Some records:
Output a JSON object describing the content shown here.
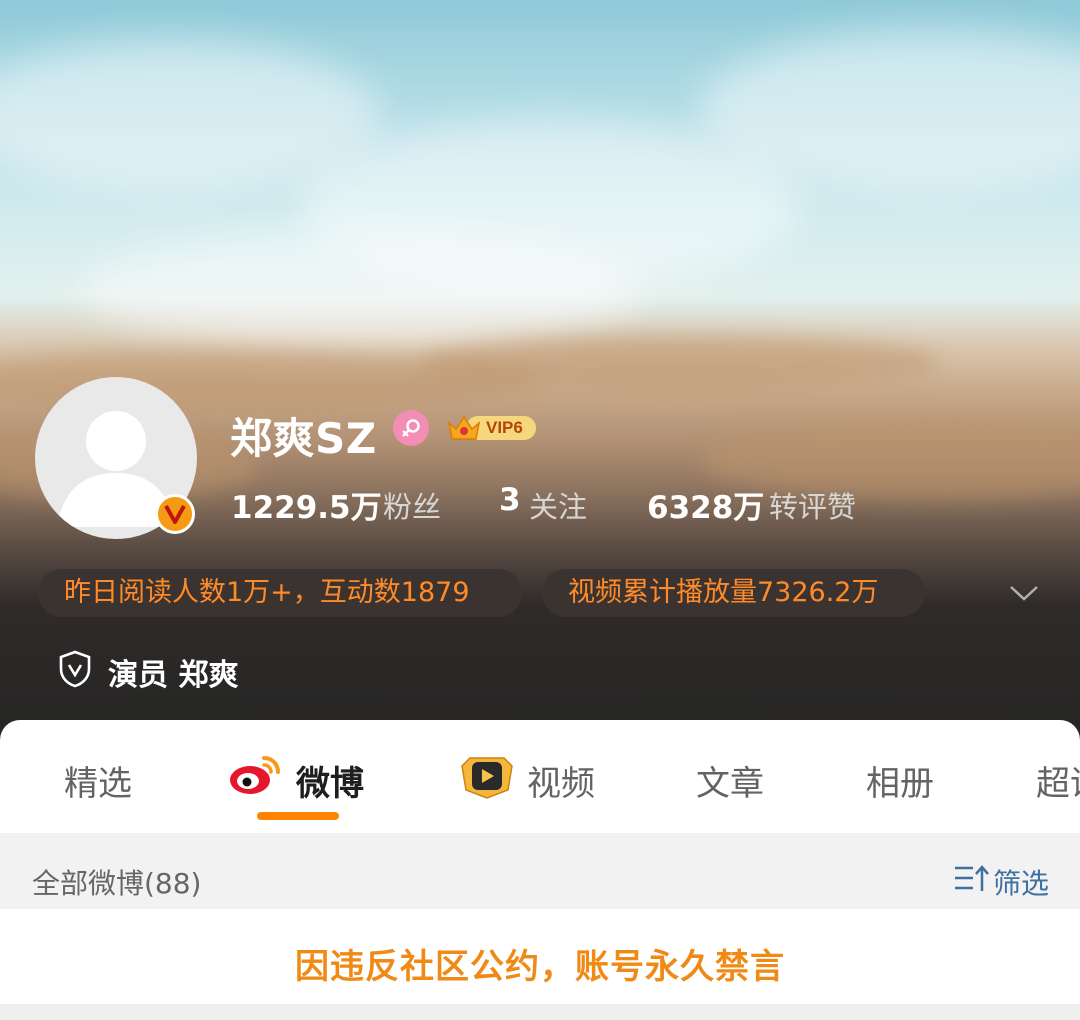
{
  "profile": {
    "name": "郑爽SZ",
    "vip_label": "VIP6",
    "stats": {
      "fans_count": "1229.5万",
      "fans_label": "粉丝",
      "following_count": "3",
      "following_label": "关注",
      "likes_count": "6328万",
      "likes_label": "转评赞"
    },
    "pills": {
      "reading": "昨日阅读人数1万+，互动数1879",
      "video": "视频累计播放量7326.2万"
    },
    "certification": "演员 郑爽"
  },
  "tabs": {
    "featured": "精选",
    "weibo": "微博",
    "video": "视频",
    "articles": "文章",
    "albums": "相册",
    "super_topic": "超话"
  },
  "feed": {
    "all_posts_label": "全部微博(88)",
    "filter_label": "筛选",
    "notice": "因违反社区公约，账号永久禁言"
  },
  "colors": {
    "accent": "#ff8200",
    "pill_text": "#ff8a2a",
    "notice_text": "#f08a16",
    "filter_text": "#3f6fa3"
  }
}
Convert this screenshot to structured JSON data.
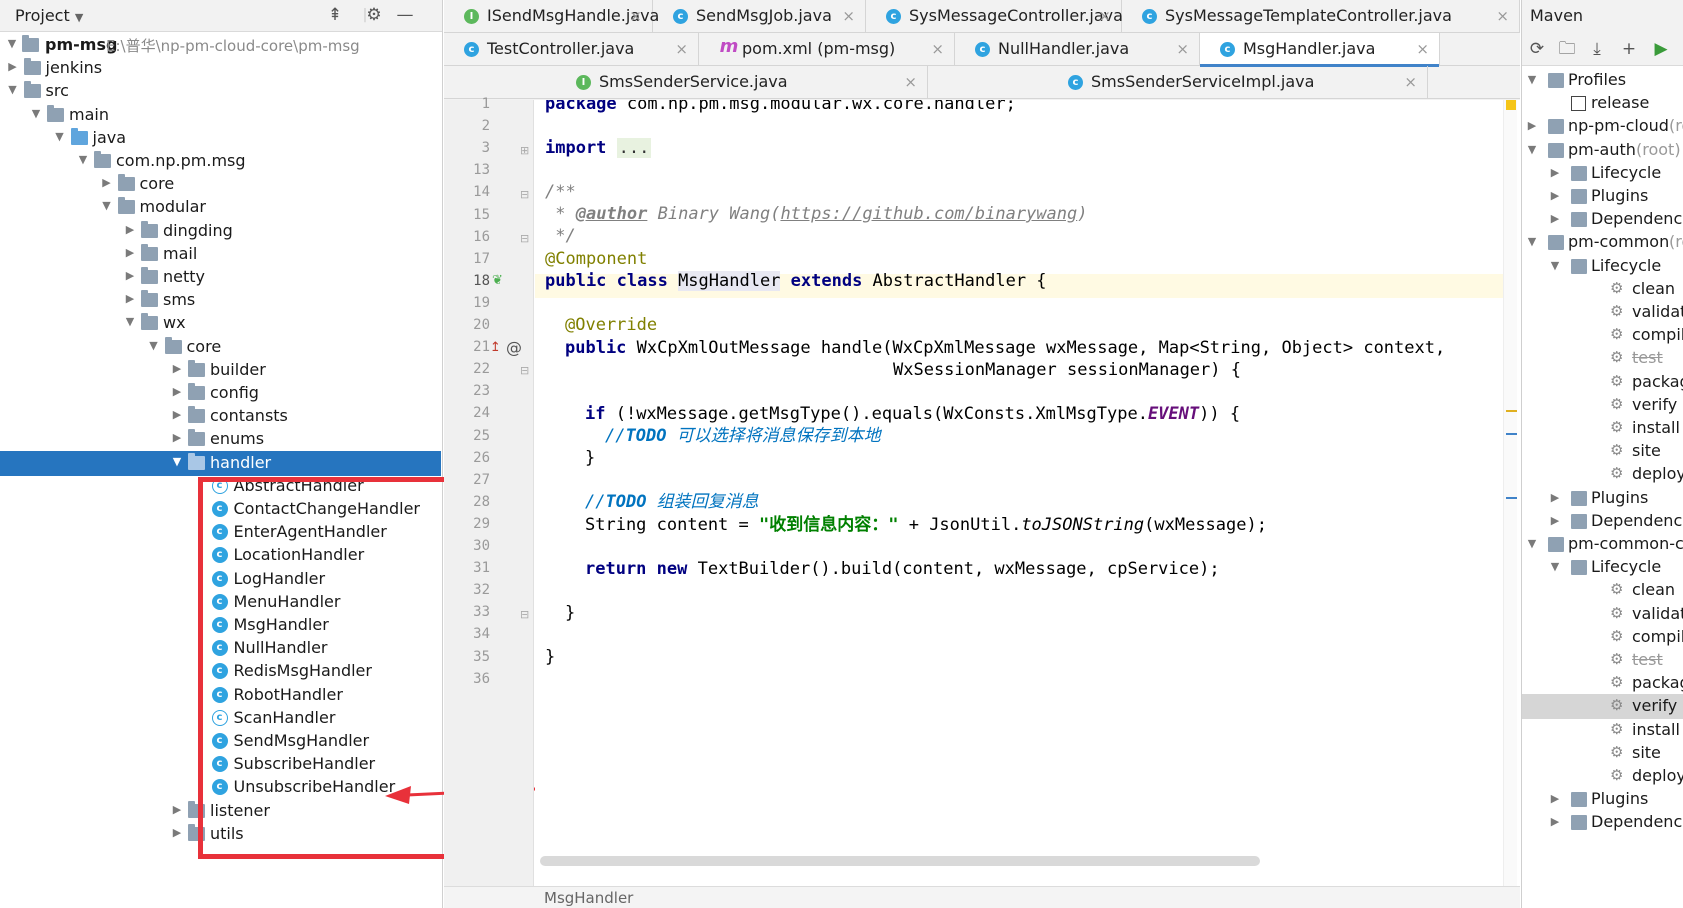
{
  "project": {
    "title": "Project",
    "root": {
      "name": "pm-msg",
      "path": "E:\\普华\\np-pm-cloud-core\\pm-msg"
    },
    "tree": [
      {
        "label": "jenkins",
        "depth": 1,
        "arrow": "right",
        "icon": "folder"
      },
      {
        "label": "src",
        "depth": 1,
        "arrow": "down",
        "icon": "folder"
      },
      {
        "label": "main",
        "depth": 2,
        "arrow": "down",
        "icon": "folder"
      },
      {
        "label": "java",
        "depth": 3,
        "arrow": "down",
        "icon": "folder-blue"
      },
      {
        "label": "com.np.pm.msg",
        "depth": 4,
        "arrow": "down",
        "icon": "folder"
      },
      {
        "label": "core",
        "depth": 5,
        "arrow": "right",
        "icon": "folder"
      },
      {
        "label": "modular",
        "depth": 5,
        "arrow": "down",
        "icon": "folder"
      },
      {
        "label": "dingding",
        "depth": 6,
        "arrow": "right",
        "icon": "folder"
      },
      {
        "label": "mail",
        "depth": 6,
        "arrow": "right",
        "icon": "folder"
      },
      {
        "label": "netty",
        "depth": 6,
        "arrow": "right",
        "icon": "folder"
      },
      {
        "label": "sms",
        "depth": 6,
        "arrow": "right",
        "icon": "folder"
      },
      {
        "label": "wx",
        "depth": 6,
        "arrow": "down",
        "icon": "folder"
      },
      {
        "label": "core",
        "depth": 7,
        "arrow": "down",
        "icon": "folder"
      },
      {
        "label": "builder",
        "depth": 8,
        "arrow": "right",
        "icon": "folder"
      },
      {
        "label": "config",
        "depth": 8,
        "arrow": "right",
        "icon": "folder"
      },
      {
        "label": "contansts",
        "depth": 8,
        "arrow": "right",
        "icon": "folder"
      },
      {
        "label": "enums",
        "depth": 8,
        "arrow": "right",
        "icon": "folder"
      },
      {
        "label": "handler",
        "depth": 8,
        "arrow": "down",
        "icon": "folder",
        "selected": true
      },
      {
        "label": "AbstractHandler",
        "depth": 9,
        "icon": "class-abstract"
      },
      {
        "label": "ContactChangeHandler",
        "depth": 9,
        "icon": "class"
      },
      {
        "label": "EnterAgentHandler",
        "depth": 9,
        "icon": "class"
      },
      {
        "label": "LocationHandler",
        "depth": 9,
        "icon": "class"
      },
      {
        "label": "LogHandler",
        "depth": 9,
        "icon": "class"
      },
      {
        "label": "MenuHandler",
        "depth": 9,
        "icon": "class"
      },
      {
        "label": "MsgHandler",
        "depth": 9,
        "icon": "class"
      },
      {
        "label": "NullHandler",
        "depth": 9,
        "icon": "class"
      },
      {
        "label": "RedisMsgHandler",
        "depth": 9,
        "icon": "class"
      },
      {
        "label": "RobotHandler",
        "depth": 9,
        "icon": "class"
      },
      {
        "label": "ScanHandler",
        "depth": 9,
        "icon": "class-abstract"
      },
      {
        "label": "SendMsgHandler",
        "depth": 9,
        "icon": "class"
      },
      {
        "label": "SubscribeHandler",
        "depth": 9,
        "icon": "class"
      },
      {
        "label": "UnsubscribeHandler",
        "depth": 9,
        "icon": "class"
      },
      {
        "label": "listener",
        "depth": 8,
        "arrow": "right",
        "icon": "folder"
      },
      {
        "label": "utils",
        "depth": 8,
        "arrow": "right",
        "icon": "folder"
      }
    ]
  },
  "tabs": {
    "row1": [
      {
        "label": "ISendMsgHandle.java",
        "icon": "I"
      },
      {
        "label": "SendMsgJob.java",
        "icon": "C"
      },
      {
        "label": "SysMessageController.java",
        "icon": "C"
      },
      {
        "label": "SysMessageTemplateController.java",
        "icon": "C"
      }
    ],
    "row2": [
      {
        "label": "TestController.java",
        "icon": "C"
      },
      {
        "label": "pom.xml (pm-msg)",
        "icon": "m"
      },
      {
        "label": "NullHandler.java",
        "icon": "C"
      },
      {
        "label": "MsgHandler.java",
        "icon": "C",
        "active": true
      }
    ],
    "row3": [
      {
        "label": "SmsSenderService.java",
        "icon": "I"
      },
      {
        "label": "SmsSenderServiceImpl.java",
        "icon": "C"
      }
    ]
  },
  "editor": {
    "line_numbers": [
      "1",
      "2",
      "3",
      "13",
      "14",
      "15",
      "16",
      "17",
      "18",
      "19",
      "20",
      "21",
      "22",
      "23",
      "24",
      "25",
      "26",
      "27",
      "28",
      "29",
      "30",
      "31",
      "32",
      "33",
      "34",
      "35",
      "36"
    ],
    "code": {
      "l1_kw": "package",
      "l1_rest": " com.np.pm.msg.modular.wx.core.handler;",
      "l3_kw": "import",
      "l3_fold": "...",
      "l14": "/**",
      "l15_a": " * ",
      "l15_tag": "@author",
      "l15_name": " Binary Wang(",
      "l15_link": "https://github.com/binarywang",
      "l15_end": ")",
      "l16": " */",
      "l17": "@Component",
      "l18_kw1": "public class ",
      "l18_name": "MsgHandler",
      "l18_kw2": " extends",
      "l18_rest": " AbstractHandler {",
      "l20": "@Override",
      "l21_kw": "public",
      "l21_rest": " WxCpXmlOutMessage handle(WxCpXmlMessage wxMessage, Map<String, Object> context,",
      "l22": "WxSessionManager sessionManager) {",
      "l24_kw": "if",
      "l24_a": " (!wxMessage.getMsgType().equals(WxConsts.XmlMsgType.",
      "l24_field": "EVENT",
      "l24_b": ")) {",
      "l25_slash": "//",
      "l25_todo": "TODO",
      "l25_text": " 可以选择将消息保存到本地",
      "l26": "}",
      "l28_slash": "//",
      "l28_todo": "TODO",
      "l28_text": " 组装回复消息",
      "l29_a": "String content = ",
      "l29_str": "\"收到信息内容：\"",
      "l29_b": " + JsonUtil.",
      "l29_it": "toJSONString",
      "l29_c": "(wxMessage);",
      "l31_kw1": "return",
      "l31_kw2": " new",
      "l31_rest": " TextBuilder().build(content, wxMessage, cpService);",
      "l33": "}",
      "l35": "}"
    },
    "breadcrumb": "MsgHandler"
  },
  "maven": {
    "title": "Maven",
    "tree": [
      {
        "label": "Profiles",
        "depth": 0,
        "arrow": "down",
        "icon": "folder"
      },
      {
        "label": "release",
        "depth": 1,
        "icon": "checkbox"
      },
      {
        "label": "np-pm-cloud",
        "suffix": " (root)",
        "depth": 0,
        "arrow": "right",
        "icon": "module"
      },
      {
        "label": "pm-auth",
        "suffix": " (root)",
        "depth": 0,
        "arrow": "down",
        "icon": "module"
      },
      {
        "label": "Lifecycle",
        "depth": 1,
        "arrow": "right",
        "icon": "folder"
      },
      {
        "label": "Plugins",
        "depth": 1,
        "arrow": "right",
        "icon": "folder"
      },
      {
        "label": "Dependencies",
        "depth": 1,
        "arrow": "right",
        "icon": "folder"
      },
      {
        "label": "pm-common",
        "suffix": " (root)",
        "depth": 0,
        "arrow": "down",
        "icon": "module"
      },
      {
        "label": "Lifecycle",
        "depth": 1,
        "arrow": "down",
        "icon": "folder"
      },
      {
        "label": "clean",
        "depth": 2,
        "icon": "gear"
      },
      {
        "label": "validate",
        "depth": 2,
        "icon": "gear"
      },
      {
        "label": "compile",
        "depth": 2,
        "icon": "gear"
      },
      {
        "label": "test",
        "depth": 2,
        "icon": "gear",
        "strike": true
      },
      {
        "label": "package",
        "depth": 2,
        "icon": "gear"
      },
      {
        "label": "verify",
        "depth": 2,
        "icon": "gear"
      },
      {
        "label": "install",
        "depth": 2,
        "icon": "gear"
      },
      {
        "label": "site",
        "depth": 2,
        "icon": "gear"
      },
      {
        "label": "deploy",
        "depth": 2,
        "icon": "gear"
      },
      {
        "label": "Plugins",
        "depth": 1,
        "arrow": "right",
        "icon": "folder"
      },
      {
        "label": "Dependencies",
        "depth": 1,
        "arrow": "right",
        "icon": "folder"
      },
      {
        "label": "pm-common-core",
        "depth": 0,
        "arrow": "down",
        "icon": "module"
      },
      {
        "label": "Lifecycle",
        "depth": 1,
        "arrow": "down",
        "icon": "folder"
      },
      {
        "label": "clean",
        "depth": 2,
        "icon": "gear"
      },
      {
        "label": "validate",
        "depth": 2,
        "icon": "gear"
      },
      {
        "label": "compile",
        "depth": 2,
        "icon": "gear"
      },
      {
        "label": "test",
        "depth": 2,
        "icon": "gear",
        "strike": true
      },
      {
        "label": "package",
        "depth": 2,
        "icon": "gear"
      },
      {
        "label": "verify",
        "depth": 2,
        "icon": "gear",
        "selected": true
      },
      {
        "label": "install",
        "depth": 2,
        "icon": "gear"
      },
      {
        "label": "site",
        "depth": 2,
        "icon": "gear"
      },
      {
        "label": "deploy",
        "depth": 2,
        "icon": "gear"
      },
      {
        "label": "Plugins",
        "depth": 1,
        "arrow": "right",
        "icon": "folder"
      },
      {
        "label": "Dependencies",
        "depth": 1,
        "arrow": "right",
        "icon": "folder"
      }
    ]
  },
  "colors": {
    "selection": "#2675bf",
    "annotation": "#e8313a",
    "keyword": "#000080",
    "string": "#008000",
    "comment": "#808080"
  }
}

The task: Show every line from the listing above in which the string "cloud" appears.

Answer to this exercise:
      "path": "E:\\普华\\np-pm-cloud-core\\pm-msg"
        "label": "np-pm-cloud",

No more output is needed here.